#### WORK REQUIRED:
Gather every line below where "Details" appears.

#### AVAILABLE DATA:
# # #
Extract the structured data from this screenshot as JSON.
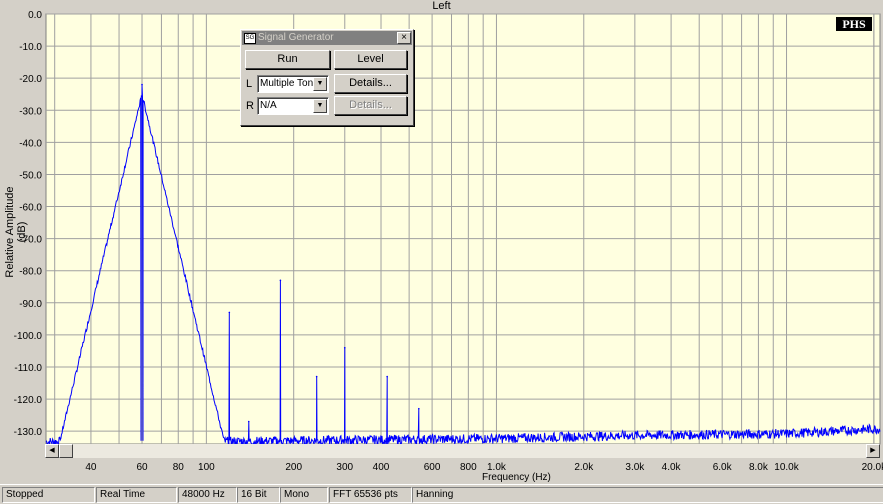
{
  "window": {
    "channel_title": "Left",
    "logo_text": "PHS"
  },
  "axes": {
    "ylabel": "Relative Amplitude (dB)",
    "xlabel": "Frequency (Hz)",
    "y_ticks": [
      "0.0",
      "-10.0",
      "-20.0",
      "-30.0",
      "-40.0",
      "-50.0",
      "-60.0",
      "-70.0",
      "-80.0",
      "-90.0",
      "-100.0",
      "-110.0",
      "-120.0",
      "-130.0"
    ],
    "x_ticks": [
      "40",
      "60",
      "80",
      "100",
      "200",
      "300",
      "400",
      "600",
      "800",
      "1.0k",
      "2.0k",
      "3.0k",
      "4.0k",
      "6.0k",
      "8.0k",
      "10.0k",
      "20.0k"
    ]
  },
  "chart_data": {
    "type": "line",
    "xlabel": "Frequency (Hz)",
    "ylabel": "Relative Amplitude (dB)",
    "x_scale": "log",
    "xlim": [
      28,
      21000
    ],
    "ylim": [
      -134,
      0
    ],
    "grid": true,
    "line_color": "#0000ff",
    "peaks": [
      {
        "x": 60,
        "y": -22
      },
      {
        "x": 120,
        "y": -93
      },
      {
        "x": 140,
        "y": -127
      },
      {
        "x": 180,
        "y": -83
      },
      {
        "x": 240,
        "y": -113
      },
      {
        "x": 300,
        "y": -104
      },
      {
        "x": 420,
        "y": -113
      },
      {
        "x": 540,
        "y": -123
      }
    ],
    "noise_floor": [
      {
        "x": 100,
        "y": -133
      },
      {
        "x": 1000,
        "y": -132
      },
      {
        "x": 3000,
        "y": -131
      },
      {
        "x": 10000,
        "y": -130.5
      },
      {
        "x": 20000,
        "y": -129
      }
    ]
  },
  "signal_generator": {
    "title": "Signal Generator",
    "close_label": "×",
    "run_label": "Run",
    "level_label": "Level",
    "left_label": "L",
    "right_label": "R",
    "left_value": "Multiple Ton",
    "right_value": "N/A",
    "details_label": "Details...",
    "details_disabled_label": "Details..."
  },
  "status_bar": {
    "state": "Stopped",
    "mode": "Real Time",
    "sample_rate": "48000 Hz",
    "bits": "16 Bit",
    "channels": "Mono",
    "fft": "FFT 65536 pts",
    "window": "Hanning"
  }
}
# # #
#### EXERCISE RESPONSE:
    "details_label": "Details...",
    "details_disabled_label": "Details..."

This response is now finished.